Determine the number of lines in the listing below where the string "beautiful" occurs; answer with the number alone.

Material for this exercise:
--- start ---

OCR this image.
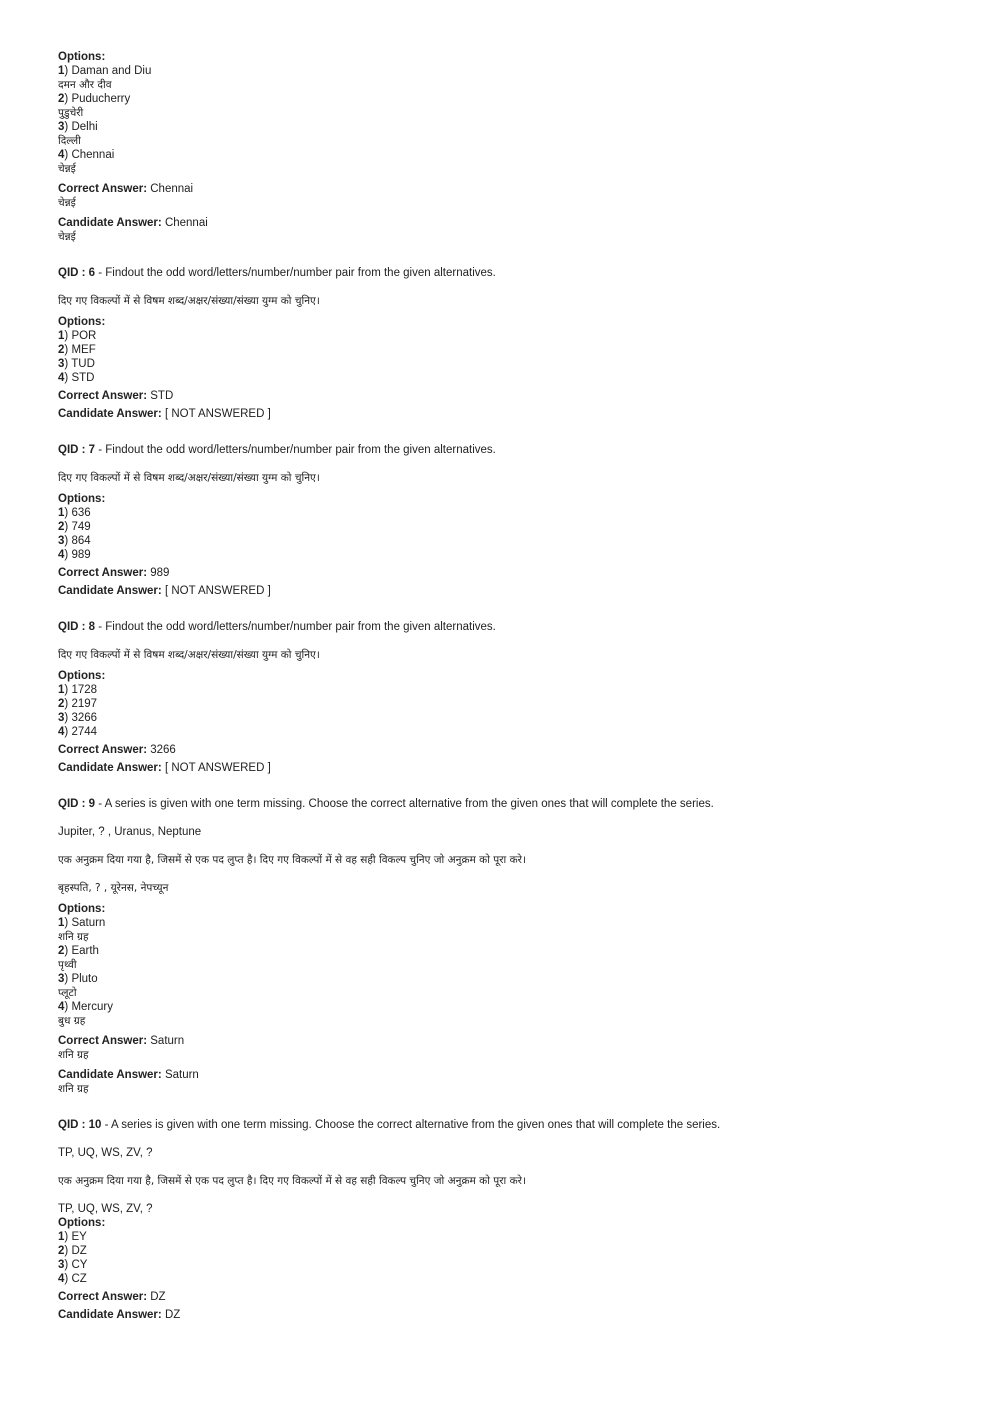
Options:
1) Daman and Diu
दमन और दीव
2) Puducherry
पुडुचेरी
3) Delhi
दिल्ली
4) Chennai
चेन्नई
Correct Answer: Chennai
चेन्नई
Candidate Answer: Chennai
चेन्नई
QID : 6 - Findout the odd word/letters/number/number pair from the given alternatives.
दिए गए विकल्पों में से विषम शब्द/अक्षर/संख्या/संख्या युग्म को चुनिए।
Options:
1) POR
2) MEF
3) TUD
4) STD
Correct Answer: STD
Candidate Answer: [ NOT ANSWERED ]
QID : 7 - Findout the odd word/letters/number/number pair from the given alternatives.
दिए गए विकल्पों में से विषम शब्द/अक्षर/संख्या/संख्या युग्म को चुनिए।
Options:
1) 636
2) 749
3) 864
4) 989
Correct Answer: 989
Candidate Answer: [ NOT ANSWERED ]
QID : 8 - Findout the odd word/letters/number/number pair from the given alternatives.
दिए गए विकल्पों में से विषम शब्द/अक्षर/संख्या/संख्या युग्म को चुनिए।
Options:
1) 1728
2) 2197
3) 3266
4) 2744
Correct Answer: 3266
Candidate Answer: [ NOT ANSWERED ]
QID : 9 - A series is given with one term missing. Choose the correct alternative from the given ones that will complete the series.
Jupiter, ? , Uranus, Neptune
एक अनुक्रम दिया गया है, जिसमें से एक पद लुप्त है। दिए गए विकल्पों में से वह सही विकल्प चुनिए जो अनुक्रम को पूरा करे।
बृहस्पति, ? , यूरेनस, नेपच्यून
Options:
1) Saturn
शनि ग्रह
2) Earth
पृथ्वी
3) Pluto
प्लूटो
4) Mercury
बुध ग्रह
Correct Answer: Saturn
शनि ग्रह
Candidate Answer: Saturn
शनि ग्रह
QID : 10 - A series is given with one term missing. Choose the correct alternative from the given ones that will complete the series.
TP, UQ, WS, ZV, ?
एक अनुक्रम दिया गया है, जिसमें से एक पद लुप्त है। दिए गए विकल्पों में से वह सही विकल्प चुनिए जो अनुक्रम को पूरा करे।
TP, UQ, WS, ZV, ?
Options:
1) EY
2) DZ
3) CY
4) CZ
Correct Answer: DZ
Candidate Answer: DZ
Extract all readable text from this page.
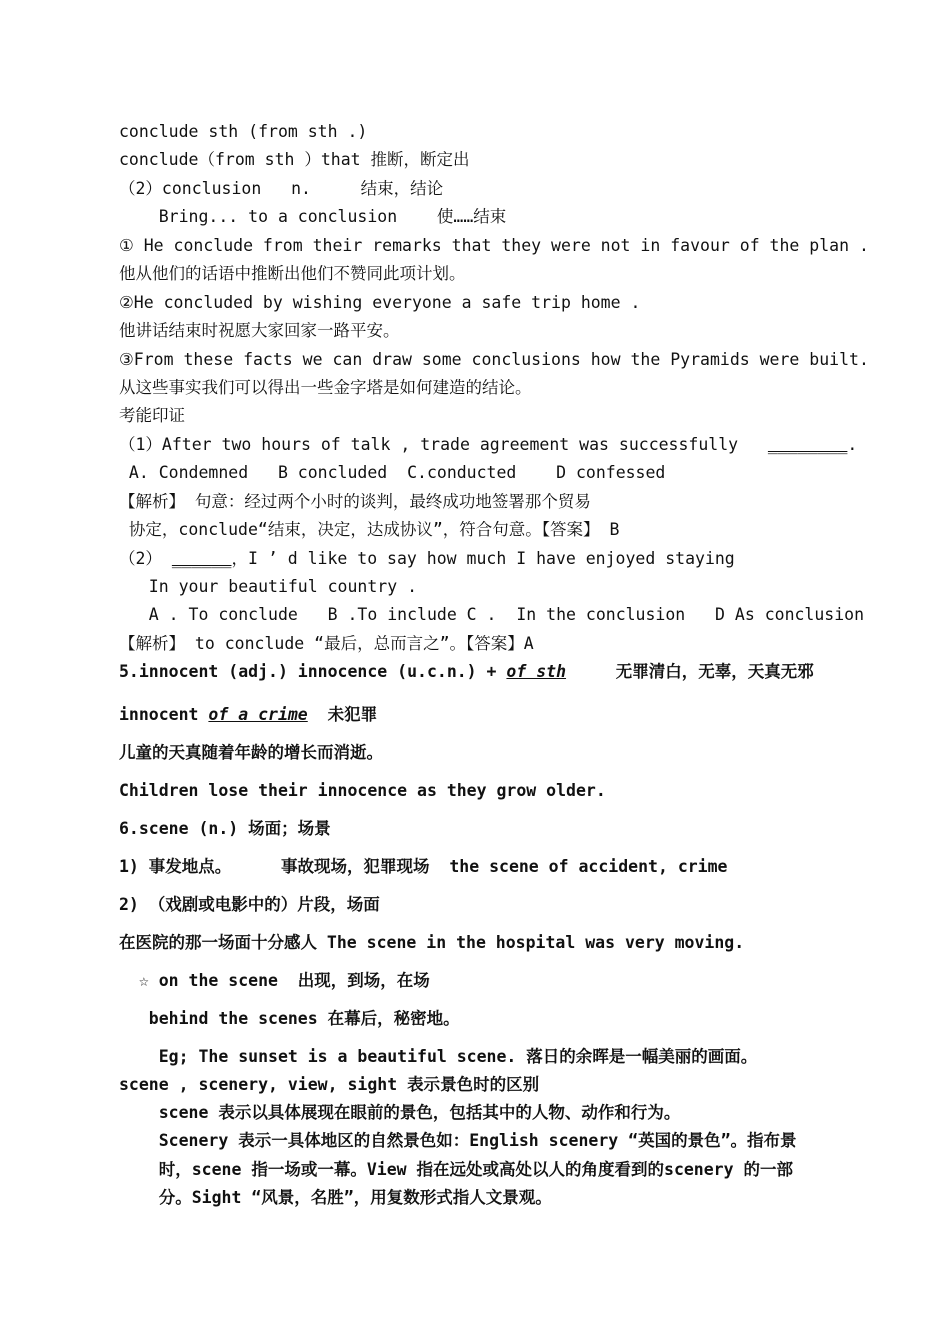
conclude sth (from sth .)
conclude（from sth ）that 推断，断定出
（2）conclusion   n.     结束，结论
Bring... to a conclusion    使……结束
① He conclude from their remarks that they were not in favour of the plan .
他从他们的话语中推断出他们不赞同此项计划。
②He concluded by wishing everyone a safe trip home .
他讲话结束时祝愿大家回家一路平安。
③From these facts we can draw some conclusions how the Pyramids were built.
从这些事实我们可以得出一些金字塔是如何建造的结论。
考能印证
（1）After two hours of talk , trade agreement was successfully   ________.
A. Condemned   B concluded  C.conducted    D confessed
【解析】 句意：经过两个小时的谈判，最终成功地签署那个贸易
协定，conclude“结束，决定，达成协议”，符合句意。【答案】 B
（2） ______，I ’ d like to say how much I have enjoyed staying
In your beautiful country .
A . To conclude   B .To include C .  In the conclusion   D As conclusion
【解析】 to conclude “最后，总而言之”。【答案】A
5.innocent (adj.) innocence (u.c.n.) + of sth     无罪清白，无辜，天真无邪
innocent of a crime  未犯罪
儿童的天真随着年龄的增长而消逝。
Children lose their innocence as they grow older.
6.scene (n.) 场面；场景
1) 事发地点。     事故现场，犯罪现场  the scene of accident, crime
2) （戏剧或电影中的）片段，场面
在医院的那一场面十分感人 The scene in the hospital was very moving.
☆ on the scene  出现，到场，在场
behind the scenes 在幕后，秘密地。
Eg; The sunset is a beautiful scene. 落日的余晖是一幅美丽的画面。
scene , scenery, view, sight 表示景色时的区别
scene 表示以具体展现在眼前的景色，包括其中的人物、动作和行为。
Scenery 表示一具体地区的自然景色如：English scenery “英国的景色”。指布景
时，scene 指一场或一幕。View 指在远处或高处以人的角度看到的scenery 的一部
分。Sight “风景，名胜”，用复数形式指人文景观。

--- end ---

Written response: 2